Exercise prompt
In the data below, locate each line with the word "function" and list it.

Records to use
-- -- --

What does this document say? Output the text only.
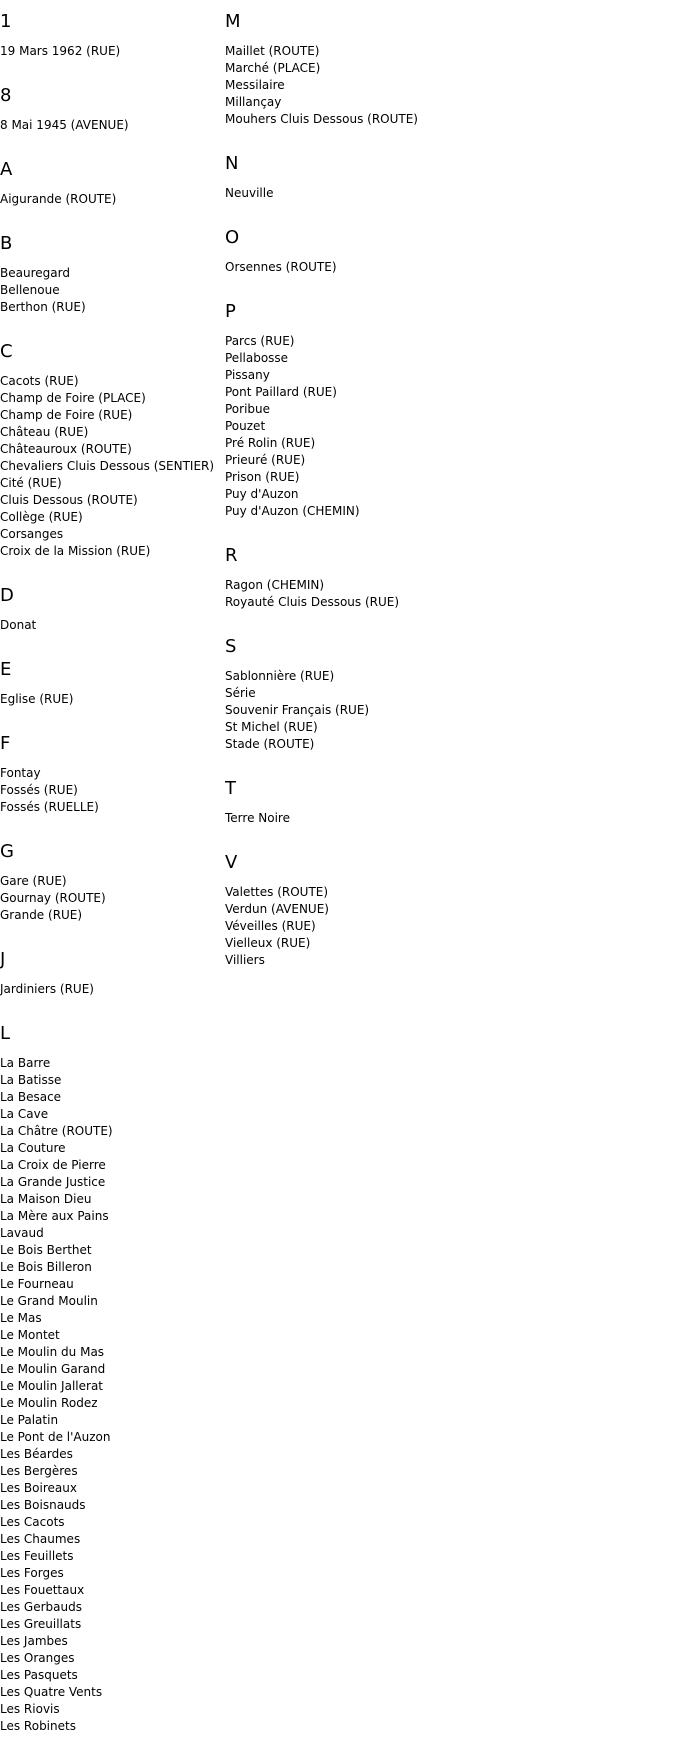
1
19 Mars 1962 (RUE)
8
8 Mai 1945 (AVENUE)
A
Aigurande (ROUTE)
B
Beauregard
Bellenoue
Berthon (RUE)
C
Cacots (RUE)
Champ de Foire (PLACE)
Champ de Foire (RUE)
Château (RUE)
Châteauroux (ROUTE)
Chevaliers Cluis Dessous (SENTIER)
Cité (RUE)
Cluis Dessous (ROUTE)
Collège (RUE)
Corsanges
Croix de la Mission (RUE)
D
Donat
E
Eglise (RUE)
F
Fontay
Fossés (RUE)
Fossés (RUELLE)
G
Gare (RUE)
Gournay (ROUTE)
Grande (RUE)
J
Jardiniers (RUE)
L
La Barre
La Batisse
La Besace
La Cave
La Châtre (ROUTE)
La Couture
La Croix de Pierre
La Grande Justice
La Maison Dieu
La Mère aux Pains
Lavaud
Le Bois Berthet
Le Bois Billeron
Le Fourneau
Le Grand Moulin
Le Mas
Le Montet
Le Moulin du Mas
Le Moulin Garand
Le Moulin Jallerat
Le Moulin Rodez
Le Palatin
Le Pont de l'Auzon
Les Béardes
Les Bergères
Les Boireaux
Les Boisnauds
Les Cacots
Les Chaumes
Les Feuillets
Les Forges
Les Fouettaux
Les Gerbauds
Les Greuillats
Les Jambes
Les Oranges
Les Pasquets
Les Quatre Vents
Les Riovis
Les Robinets
M
Maillet (ROUTE)
Marché (PLACE)
Messilaire
Millançay
Mouhers Cluis Dessous (ROUTE)
N
Neuville
O
Orsennes (ROUTE)
P
Parcs (RUE)
Pellabosse
Pissany
Pont Paillard (RUE)
Poribue
Pouzet
Pré Rolin (RUE)
Prieuré (RUE)
Prison (RUE)
Puy d'Auzon
Puy d'Auzon (CHEMIN)
R
Ragon (CHEMIN)
Royauté Cluis Dessous (RUE)
S
Sablonnière (RUE)
Série
Souvenir Français (RUE)
St Michel (RUE)
Stade (ROUTE)
T
Terre Noire
V
Valettes (ROUTE)
Verdun (AVENUE)
Véveilles (RUE)
Vielleux (RUE)
Villiers
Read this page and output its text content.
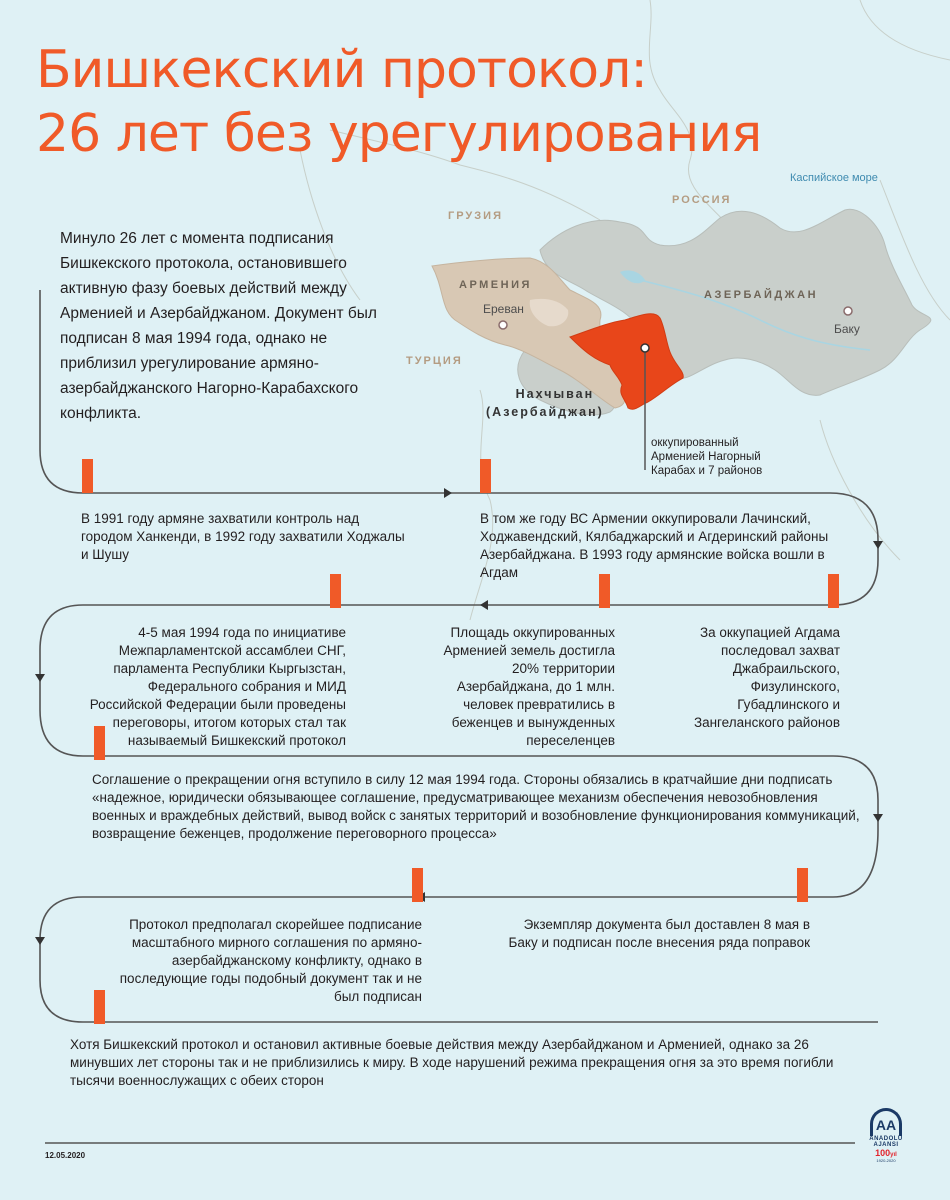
Бишкекский протокол:
26 лет без урегулирования
Каспийское море
РОССИЯ
ГРУЗИЯ
АРМЕНИЯ
АЗЕРБАЙДЖАН
ТУРЦИЯ
Ереван
Баку
Нахчыван
(Азербайджан)
оккупированный
Арменией Нагорный
Карабах и 7 районов
Минуло 26 лет с момента подписания Бишкекского протокола, остановившего активную фазу боевых действий между Арменией и Азербайджаном. Документ был подписан 8 мая 1994 года, однако не приблизил урегулирование армяно-азербайджанского Нагорно-Карабахского конфликта.
В 1991 году армяне захватили контроль над городом Ханкенди, в 1992 году захватили Ходжалы и Шушу
В том же году ВС Армении оккупировали Лачинский, Ходжавендский, Кялбаджарский и Агдеринский районы Азербайджана. В 1993 году армянские войска вошли в Агдам
За оккупацией Агдама последовал захват Джабраильского, Физулинского, Губадлинского и Зангеланского районов
Площадь оккупированных Арменией земель достигла 20% территории Азербайджана, до 1 млн. человек превратились в беженцев и вынужденных переселенцев
4-5 мая 1994 года по инициативе Межпарламентской ассамблеи СНГ, парламента Республики Кыргызстан, Федерального собрания и МИД Российской Федерации были проведены переговоры, итогом которых стал так называемый Бишкекский протокол
Соглашение о прекращении огня вступило в силу 12 мая 1994 года. Стороны обязались в кратчайшие дни подписать «надежное, юридически обязывающее соглашение, предусматривающее механизм обеспечения невозобновления военных и враждебных действий, вывод войск с занятых территорий и возобновление функционирования коммуникаций, возвращение беженцев, продолжение переговорного процесса»
Экземпляр документа был доставлен 8 мая в Баку и подписан после внесения ряда поправок
Протокол предполагал скорейшее подписание масштабного мирного соглашения по армяно-азербайджанскому конфликту, однако в последующие годы подобный документ так и не был подписан
Хотя Бишкекский протокол и остановил активные боевые действия между Азербайджаном и Арменией, однако за 26 минувших лет стороны так и не приблизились к миру. В ходе нарушений режима прекращения огня за это время погибли тысячи военнослужащих с обеих сторон
12.05.2020
AA
ANADOLU AJANSI
100yıl
1920-2020
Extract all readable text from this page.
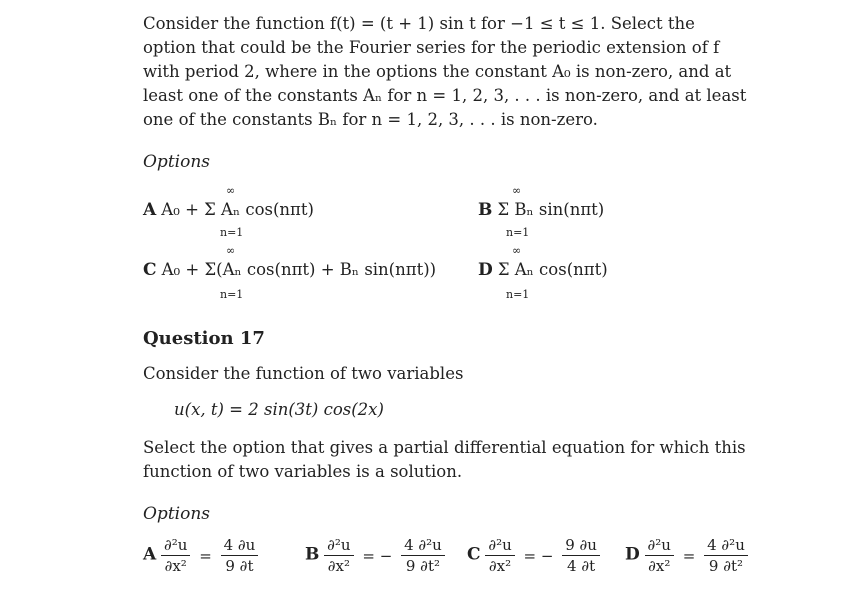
Consider the function f(t) = (t + 1) sin t for −1 ≤ t ≤ 1. Select the
option that could be the Fourier series for the periodic extension of f
with period 2, where in the options the constant A₀ is non-zero, and at
least one of the constants Aₙ for n = 1, 2, 3, . . . is non-zero, and at least
one of the constants Bₙ for n = 1, 2, 3, . . . is non-zero.
Options
A A₀ + Σ Aₙ cos(nπt)	B Σ Bₙ sin(nπt)
C A₀ + Σ(Aₙ cos(nπt) + Bₙ sin(nπt)) D Σ Aₙ cos(nπt)
∞
n=1
∞
n=1
∞
n=1
∞
n=1
Question 17
Consider the function of two variables
u(x, t) = 2 sin(3t) cos(2x)
Select the option that gives a partial differential equation for which this
function of two variables is a solution.
Options
A $\frac{\text{∂²u}}{\text{∂x²}} = \frac{4 \partial u}{9 \partial t}$	B $\frac{\text{∂²u}}{\text{∂x²}}$ = − $\frac{\text{4 ∂²u}}{\text{9 ∂t²}}$ C $\frac{\text{∂²u}}{\text{∂x²}}$ = − $\frac{9 \partial u}{4 \partial t}$ D $\frac{\text{∂²u}}{\text{∂x²}} = \frac{\text{4 ∂²u}}{\text{9 ∂t²}}$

-- -- --

Answer to the task
Consider the function f(t) = (t + 1) sin t for −1 ≤ t ≤ 1. Select the
Consider the function of two variables
function of two variables is a solution.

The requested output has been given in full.